======== SOURCE DATA

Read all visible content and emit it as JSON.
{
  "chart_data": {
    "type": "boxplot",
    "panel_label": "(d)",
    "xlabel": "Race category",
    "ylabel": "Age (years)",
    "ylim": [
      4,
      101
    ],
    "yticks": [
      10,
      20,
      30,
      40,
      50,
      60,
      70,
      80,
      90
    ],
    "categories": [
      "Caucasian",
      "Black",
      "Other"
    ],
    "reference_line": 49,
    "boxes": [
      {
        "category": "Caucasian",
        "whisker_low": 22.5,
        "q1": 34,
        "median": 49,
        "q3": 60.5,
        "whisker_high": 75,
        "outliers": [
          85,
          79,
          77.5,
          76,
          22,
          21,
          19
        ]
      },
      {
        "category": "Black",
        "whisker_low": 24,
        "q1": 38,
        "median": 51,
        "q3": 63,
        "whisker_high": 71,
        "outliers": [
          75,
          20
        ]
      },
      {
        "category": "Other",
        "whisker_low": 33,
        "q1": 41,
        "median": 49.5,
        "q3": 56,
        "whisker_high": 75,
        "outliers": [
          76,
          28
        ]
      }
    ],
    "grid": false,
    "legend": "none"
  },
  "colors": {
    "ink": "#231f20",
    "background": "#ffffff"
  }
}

================

> [GOAL OF THE EXERCISE]:
All of the data above should be transcribed exactly.

> [TASK RESULT]:
Read all visible content and emit it as JSON.
{
  "chart_data": {
    "type": "boxplot",
    "panel_label": "(d)",
    "xlabel": "Race category",
    "ylabel": "Age (years)",
    "ylim": [
      4,
      101
    ],
    "yticks": [
      10,
      20,
      30,
      40,
      50,
      60,
      70,
      80,
      90
    ],
    "categories": [
      "Caucasian",
      "Black",
      "Other"
    ],
    "reference_line": 49,
    "boxes": [
      {
        "category": "Caucasian",
        "whisker_low": 22.5,
        "q1": 34,
        "median": 49,
        "q3": 60.5,
        "whisker_high": 75,
        "outliers": [
          85,
          79,
          77.5,
          76,
          22,
          21,
          19
        ]
      },
      {
        "category": "Black",
        "whisker_low": 24,
        "q1": 38,
        "median": 51,
        "q3": 63,
        "whisker_high": 71,
        "outliers": [
          75,
          20
        ]
      },
      {
        "category": "Other",
        "whisker_low": 33,
        "q1": 41,
        "median": 49.5,
        "q3": 56,
        "whisker_high": 75,
        "outliers": [
          76,
          28
        ]
      }
    ],
    "grid": false,
    "legend": "none"
  },
  "colors": {
    "ink": "#231f20",
    "background": "#ffffff"
  }
}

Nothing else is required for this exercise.